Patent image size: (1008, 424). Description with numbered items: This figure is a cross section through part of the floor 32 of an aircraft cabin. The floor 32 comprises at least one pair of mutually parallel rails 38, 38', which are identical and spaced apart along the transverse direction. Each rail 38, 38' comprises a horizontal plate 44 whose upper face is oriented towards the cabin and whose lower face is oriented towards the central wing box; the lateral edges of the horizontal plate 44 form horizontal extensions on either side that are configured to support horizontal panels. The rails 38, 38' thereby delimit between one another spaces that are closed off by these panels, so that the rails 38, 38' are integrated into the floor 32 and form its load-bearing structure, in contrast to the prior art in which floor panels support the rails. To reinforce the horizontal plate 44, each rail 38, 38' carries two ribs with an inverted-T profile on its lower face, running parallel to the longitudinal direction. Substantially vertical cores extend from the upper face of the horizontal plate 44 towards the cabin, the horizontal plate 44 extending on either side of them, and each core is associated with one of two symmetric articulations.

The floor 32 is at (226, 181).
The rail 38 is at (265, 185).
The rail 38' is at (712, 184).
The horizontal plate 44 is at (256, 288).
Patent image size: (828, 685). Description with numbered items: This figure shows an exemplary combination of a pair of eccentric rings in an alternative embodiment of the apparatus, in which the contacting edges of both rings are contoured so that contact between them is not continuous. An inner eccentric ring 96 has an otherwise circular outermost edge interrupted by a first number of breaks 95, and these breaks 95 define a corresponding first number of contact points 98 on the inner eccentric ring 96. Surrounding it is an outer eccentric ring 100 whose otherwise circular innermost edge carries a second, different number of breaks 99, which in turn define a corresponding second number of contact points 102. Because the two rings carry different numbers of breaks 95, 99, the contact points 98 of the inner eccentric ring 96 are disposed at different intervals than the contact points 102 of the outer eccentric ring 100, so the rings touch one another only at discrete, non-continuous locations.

Required task: Copy out all of the items above, word for word.

Solution to this task:
Patent image size: (1008, 424). Description with numbered items: This figure is a cross section through part of the floor 32 of an aircraft cabin. The floor 32 comprises at least one pair of mutually parallel rails 38, 38', which are identical and spaced apart along the transverse direction. Each rail 38, 38' comprises a horizontal plate 44 whose upper face is oriented towards the cabin and whose lower face is oriented towards the central wing box; the lateral edges of the horizontal plate 44 form horizontal extensions on either side that are configured to support horizontal panels. The rails 38, 38' thereby delimit between one another spaces that are closed off by these panels, so that the rails 38, 38' are integrated into the floor 32 and form its load-bearing structure, in contrast to the prior art in which floor panels support the rails. To reinforce the horizontal plate 44, each rail 38, 38' carries two ribs with an inverted-T profile on its lower face, running parallel to the longitudinal direction. Substantially vertical cores extend from the upper face of the horizontal plate 44 towards the cabin, the horizontal plate 44 extending on either side of them, and each core is associated with one of two symmetric articulations.

The floor 32 is at (226, 181).
The rail 38 is at (265, 185).
The rail 38' is at (712, 184).
The horizontal plate 44 is at (256, 288).
Patent image size: (828, 685). Description with numbered items: This figure shows an exemplary combination of a pair of eccentric rings in an alternative embodiment of the apparatus, in which the contacting edges of both rings are contoured so that contact between them is not continuous. An inner eccentric ring 96 has an otherwise circular outermost edge interrupted by a first number of breaks 95, and these breaks 95 define a corresponding first number of contact points 98 on the inner eccentric ring 96. Surrounding it is an outer eccentric ring 100 whose otherwise circular innermost edge carries a second, different number of breaks 99, which in turn define a corresponding second number of contact points 102. Because the two rings carry different numbers of breaks 95, 99, the contact points 98 of the inner eccentric ring 96 are disposed at different intervals than the contact points 102 of the outer eccentric ring 100, so the rings touch one another only at discrete, non-continuous locations.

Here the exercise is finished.